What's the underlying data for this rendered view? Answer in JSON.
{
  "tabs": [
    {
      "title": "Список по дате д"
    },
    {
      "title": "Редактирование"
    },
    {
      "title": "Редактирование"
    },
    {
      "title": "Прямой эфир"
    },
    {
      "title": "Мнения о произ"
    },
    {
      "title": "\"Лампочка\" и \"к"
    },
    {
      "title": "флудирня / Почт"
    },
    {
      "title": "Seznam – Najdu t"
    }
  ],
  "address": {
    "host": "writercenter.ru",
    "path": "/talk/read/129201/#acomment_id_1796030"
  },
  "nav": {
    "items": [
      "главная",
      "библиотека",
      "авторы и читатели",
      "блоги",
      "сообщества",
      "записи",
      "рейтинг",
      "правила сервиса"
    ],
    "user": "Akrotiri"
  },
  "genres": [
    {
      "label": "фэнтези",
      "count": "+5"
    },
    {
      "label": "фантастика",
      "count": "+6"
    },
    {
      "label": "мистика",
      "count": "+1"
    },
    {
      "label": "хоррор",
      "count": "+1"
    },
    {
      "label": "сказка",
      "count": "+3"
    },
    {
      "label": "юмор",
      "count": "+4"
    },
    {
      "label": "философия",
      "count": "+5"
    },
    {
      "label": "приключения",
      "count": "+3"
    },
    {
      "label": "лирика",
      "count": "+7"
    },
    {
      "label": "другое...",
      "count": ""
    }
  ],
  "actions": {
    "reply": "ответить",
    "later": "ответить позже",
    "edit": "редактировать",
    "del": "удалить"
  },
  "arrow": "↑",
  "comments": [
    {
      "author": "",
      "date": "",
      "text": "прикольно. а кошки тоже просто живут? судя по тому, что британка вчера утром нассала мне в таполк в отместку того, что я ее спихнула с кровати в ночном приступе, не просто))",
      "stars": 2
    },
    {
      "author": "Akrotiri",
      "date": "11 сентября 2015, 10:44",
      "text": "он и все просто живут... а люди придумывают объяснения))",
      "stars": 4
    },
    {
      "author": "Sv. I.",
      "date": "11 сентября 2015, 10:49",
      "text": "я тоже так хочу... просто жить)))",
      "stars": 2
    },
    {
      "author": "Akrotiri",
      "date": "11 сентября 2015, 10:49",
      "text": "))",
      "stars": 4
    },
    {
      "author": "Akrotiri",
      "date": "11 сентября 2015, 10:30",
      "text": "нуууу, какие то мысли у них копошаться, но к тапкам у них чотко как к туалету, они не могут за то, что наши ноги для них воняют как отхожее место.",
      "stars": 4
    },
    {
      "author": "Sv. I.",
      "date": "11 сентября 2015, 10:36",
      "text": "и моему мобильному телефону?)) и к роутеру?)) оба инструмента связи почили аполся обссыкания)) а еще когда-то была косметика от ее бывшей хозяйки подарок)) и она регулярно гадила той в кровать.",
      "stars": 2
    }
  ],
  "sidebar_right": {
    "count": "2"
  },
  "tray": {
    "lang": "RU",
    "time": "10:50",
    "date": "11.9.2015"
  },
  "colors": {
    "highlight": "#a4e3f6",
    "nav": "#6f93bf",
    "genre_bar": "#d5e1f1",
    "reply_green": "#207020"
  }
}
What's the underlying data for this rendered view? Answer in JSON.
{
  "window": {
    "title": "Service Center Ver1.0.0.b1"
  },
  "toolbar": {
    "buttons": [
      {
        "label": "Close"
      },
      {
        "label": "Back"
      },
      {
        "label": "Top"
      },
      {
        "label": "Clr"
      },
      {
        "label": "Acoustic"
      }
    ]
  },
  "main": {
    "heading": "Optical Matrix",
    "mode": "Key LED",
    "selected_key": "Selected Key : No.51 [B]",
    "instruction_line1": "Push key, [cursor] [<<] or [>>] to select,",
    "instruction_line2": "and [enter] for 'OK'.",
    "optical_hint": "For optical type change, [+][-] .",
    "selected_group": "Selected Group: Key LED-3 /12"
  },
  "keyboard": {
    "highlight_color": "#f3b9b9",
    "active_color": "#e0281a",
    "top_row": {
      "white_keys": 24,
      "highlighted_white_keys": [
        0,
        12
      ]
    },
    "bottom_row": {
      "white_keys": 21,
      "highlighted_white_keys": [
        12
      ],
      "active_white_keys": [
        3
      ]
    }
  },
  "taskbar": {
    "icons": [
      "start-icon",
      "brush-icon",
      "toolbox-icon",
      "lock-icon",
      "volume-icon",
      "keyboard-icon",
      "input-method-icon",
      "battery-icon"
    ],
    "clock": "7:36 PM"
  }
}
====================
* **THE PROBLEM**: The word "тоже" appears in how many lines of the data? Answer with only the number.

* **OUTPUT FOR THIS TASK**: 2